-- TASK OBJECTIVE --
Below is a block of records; repeat all of them exactly.

-- DATASET --
--------------------------------------------------

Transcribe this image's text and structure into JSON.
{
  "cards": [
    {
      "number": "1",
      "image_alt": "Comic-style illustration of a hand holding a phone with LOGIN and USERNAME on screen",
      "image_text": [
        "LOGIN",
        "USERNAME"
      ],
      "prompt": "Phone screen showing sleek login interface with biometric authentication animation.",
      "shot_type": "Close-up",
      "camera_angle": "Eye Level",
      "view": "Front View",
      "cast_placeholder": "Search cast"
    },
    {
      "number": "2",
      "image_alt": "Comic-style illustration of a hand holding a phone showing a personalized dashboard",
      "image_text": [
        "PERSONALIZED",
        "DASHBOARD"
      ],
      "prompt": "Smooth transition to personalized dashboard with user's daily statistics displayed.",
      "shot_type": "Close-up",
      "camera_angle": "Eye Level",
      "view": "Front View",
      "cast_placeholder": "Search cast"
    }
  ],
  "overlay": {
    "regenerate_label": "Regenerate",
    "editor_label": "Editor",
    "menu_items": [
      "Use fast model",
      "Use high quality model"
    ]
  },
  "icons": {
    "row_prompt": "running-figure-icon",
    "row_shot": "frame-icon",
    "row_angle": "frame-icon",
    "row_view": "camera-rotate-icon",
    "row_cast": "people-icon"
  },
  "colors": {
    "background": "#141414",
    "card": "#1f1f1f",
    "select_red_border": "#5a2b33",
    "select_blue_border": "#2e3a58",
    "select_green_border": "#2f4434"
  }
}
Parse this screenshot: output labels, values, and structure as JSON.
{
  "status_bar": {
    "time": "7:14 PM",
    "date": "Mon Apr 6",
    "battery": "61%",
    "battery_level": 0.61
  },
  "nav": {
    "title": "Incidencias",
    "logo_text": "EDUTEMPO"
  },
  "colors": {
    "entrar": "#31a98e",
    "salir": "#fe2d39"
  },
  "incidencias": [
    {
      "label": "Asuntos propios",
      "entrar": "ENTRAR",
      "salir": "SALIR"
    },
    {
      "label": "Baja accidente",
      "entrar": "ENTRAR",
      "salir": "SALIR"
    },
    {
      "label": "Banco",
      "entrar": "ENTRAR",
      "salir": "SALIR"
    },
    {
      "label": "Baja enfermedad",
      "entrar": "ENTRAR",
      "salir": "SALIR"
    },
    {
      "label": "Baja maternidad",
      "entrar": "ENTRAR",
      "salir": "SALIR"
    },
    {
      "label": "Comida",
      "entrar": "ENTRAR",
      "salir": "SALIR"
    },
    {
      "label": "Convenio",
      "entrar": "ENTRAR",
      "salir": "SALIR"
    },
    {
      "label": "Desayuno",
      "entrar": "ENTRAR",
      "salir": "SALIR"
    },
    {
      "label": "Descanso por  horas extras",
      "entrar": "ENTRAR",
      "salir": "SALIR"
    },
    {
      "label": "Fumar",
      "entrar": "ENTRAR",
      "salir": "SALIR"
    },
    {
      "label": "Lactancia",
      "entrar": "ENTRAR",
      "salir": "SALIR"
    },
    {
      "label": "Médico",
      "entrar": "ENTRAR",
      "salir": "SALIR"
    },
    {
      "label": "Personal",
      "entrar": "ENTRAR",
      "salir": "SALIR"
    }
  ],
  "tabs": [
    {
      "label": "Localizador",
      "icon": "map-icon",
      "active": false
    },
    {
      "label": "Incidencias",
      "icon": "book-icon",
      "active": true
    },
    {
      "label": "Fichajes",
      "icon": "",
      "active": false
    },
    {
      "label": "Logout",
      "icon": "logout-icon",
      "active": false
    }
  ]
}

--------------------------------------------------

-- RESPONSE TO THIS EXERCISE --
Transcribe this image's text and structure into JSON.
{
  "cards": [
    {
      "number": "1",
      "image_alt": "Comic-style illustration of a hand holding a phone with LOGIN and USERNAME on screen",
      "image_text": [
        "LOGIN",
        "USERNAME"
      ],
      "prompt": "Phone screen showing sleek login interface with biometric authentication animation.",
      "shot_type": "Close-up",
      "camera_angle": "Eye Level",
      "view": "Front View",
      "cast_placeholder": "Search cast"
    },
    {
      "number": "2",
      "image_alt": "Comic-style illustration of a hand holding a phone showing a personalized dashboard",
      "image_text": [
        "PERSONALIZED",
        "DASHBOARD"
      ],
      "prompt": "Smooth transition to personalized dashboard with user's daily statistics displayed.",
      "shot_type": "Close-up",
      "camera_angle": "Eye Level",
      "view": "Front View",
      "cast_placeholder": "Search cast"
    }
  ],
  "overlay": {
    "regenerate_label": "Regenerate",
    "editor_label": "Editor",
    "menu_items": [
      "Use fast model",
      "Use high quality model"
    ]
  },
  "icons": {
    "row_prompt": "running-figure-icon",
    "row_shot": "frame-icon",
    "row_angle": "frame-icon",
    "row_view": "camera-rotate-icon",
    "row_cast": "people-icon"
  },
  "colors": {
    "background": "#141414",
    "card": "#1f1f1f",
    "select_red_border": "#5a2b33",
    "select_blue_border": "#2e3a58",
    "select_green_border": "#2f4434"
  }
}
Parse this screenshot: output labels, values, and structure as JSON.
{
  "status_bar": {
    "time": "7:14 PM",
    "date": "Mon Apr 6",
    "battery": "61%",
    "battery_level": 0.61
  },
  "nav": {
    "title": "Incidencias",
    "logo_text": "EDUTEMPO"
  },
  "colors": {
    "entrar": "#31a98e",
    "salir": "#fe2d39"
  },
  "incidencias": [
    {
      "label": "Asuntos propios",
      "entrar": "ENTRAR",
      "salir": "SALIR"
    },
    {
      "label": "Baja accidente",
      "entrar": "ENTRAR",
      "salir": "SALIR"
    },
    {
      "label": "Banco",
      "entrar": "ENTRAR",
      "salir": "SALIR"
    },
    {
      "label": "Baja enfermedad",
      "entrar": "ENTRAR",
      "salir": "SALIR"
    },
    {
      "label": "Baja maternidad",
      "entrar": "ENTRAR",
      "salir": "SALIR"
    },
    {
      "label": "Comida",
      "entrar": "ENTRAR",
      "salir": "SALIR"
    },
    {
      "label": "Convenio",
      "entrar": "ENTRAR",
      "salir": "SALIR"
    },
    {
      "label": "Desayuno",
      "entrar": "ENTRAR",
      "salir": "SALIR"
    },
    {
      "label": "Descanso por  horas extras",
      "entrar": "ENTRAR",
      "salir": "SALIR"
    },
    {
      "label": "Fumar",
      "entrar": "ENTRAR",
      "salir": "SALIR"
    },
    {
      "label": "Lactancia",
      "entrar": "ENTRAR",
      "salir": "SALIR"
    },
    {
      "label": "Médico",
      "entrar": "ENTRAR",
      "salir": "SALIR"
    },
    {
      "label": "Personal",
      "entrar": "ENTRAR",
      "salir": "SALIR"
    }
  ],
  "tabs": [
    {
      "label": "Localizador",
      "icon": "map-icon",
      "active": false
    },
    {
      "label": "Incidencias",
      "icon": "book-icon",
      "active": true
    },
    {
      "label": "Fichajes",
      "icon": "",
      "active": false
    },
    {
      "label": "Logout",
      "icon": "logout-icon",
      "active": false
    }
  ]
}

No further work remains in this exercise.